• _EXERCISE AIM_: Examine the material below. Gather every line in which the string "الفندقية" appears.

• _GIVEN DATA_:

======

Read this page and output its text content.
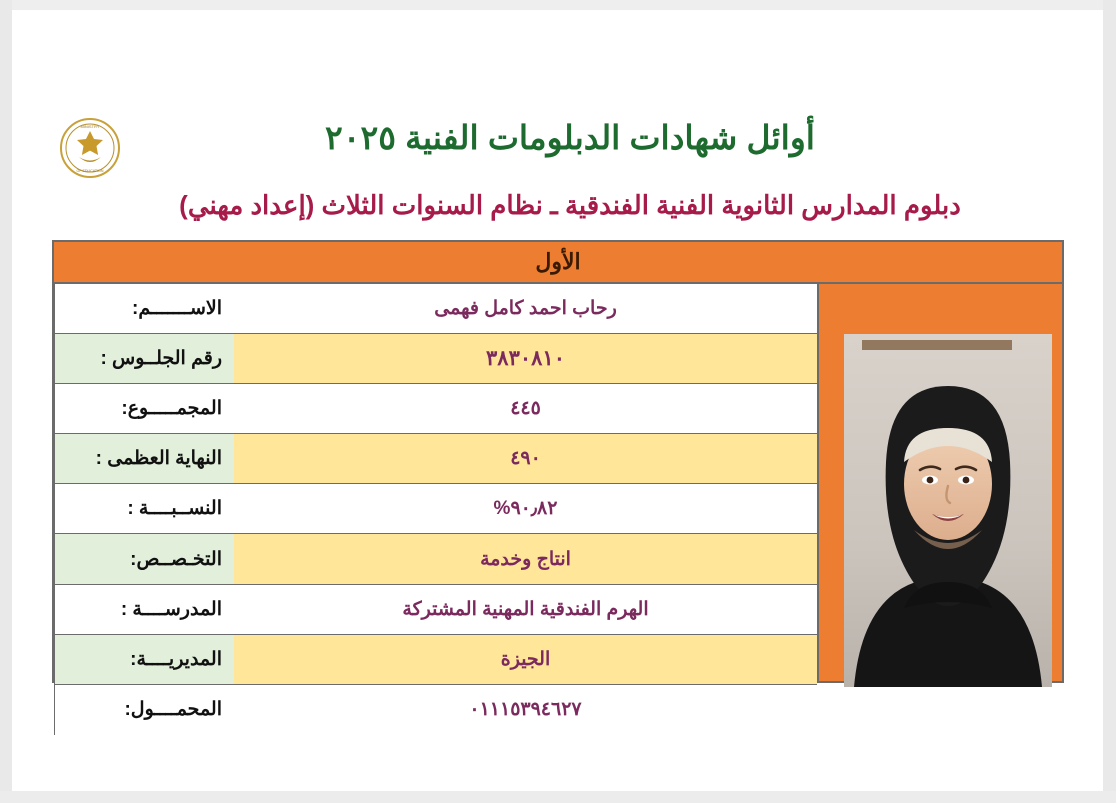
MINISTRY
OF EDUCATION
أوائل شهادات الدبلومات الفنية ٢٠٢٥
دبلوم المدارس الثانوية الفنية الفندقية ـ نظام السنوات الثلاث (إعداد مهني)
الأول
رحاب احمد كامل فهمى
الاســـــــم:
٣٨٣٠٨١٠
رقم الجلــوس :
٤٤٥
المجمـــــوع:
٤٩٠
النهاية العظمى :
٩٠٫٨٢%
النســبــــة :
انتاج وخدمة
التخـصــص:
الهرم الفندقية المهنية المشتركة
المدرســــة :
الجيزة
المديريــــة:
٠١١١٥٣٩٤٦٢٧
المحمــــول:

======

• _TASK RESULT_:
دبلوم المدارس الثانوية الفنية الفندقية ـ نظام السنوات الثلاث (إعداد مهني)
الهرم الفندقية المهنية المشتركة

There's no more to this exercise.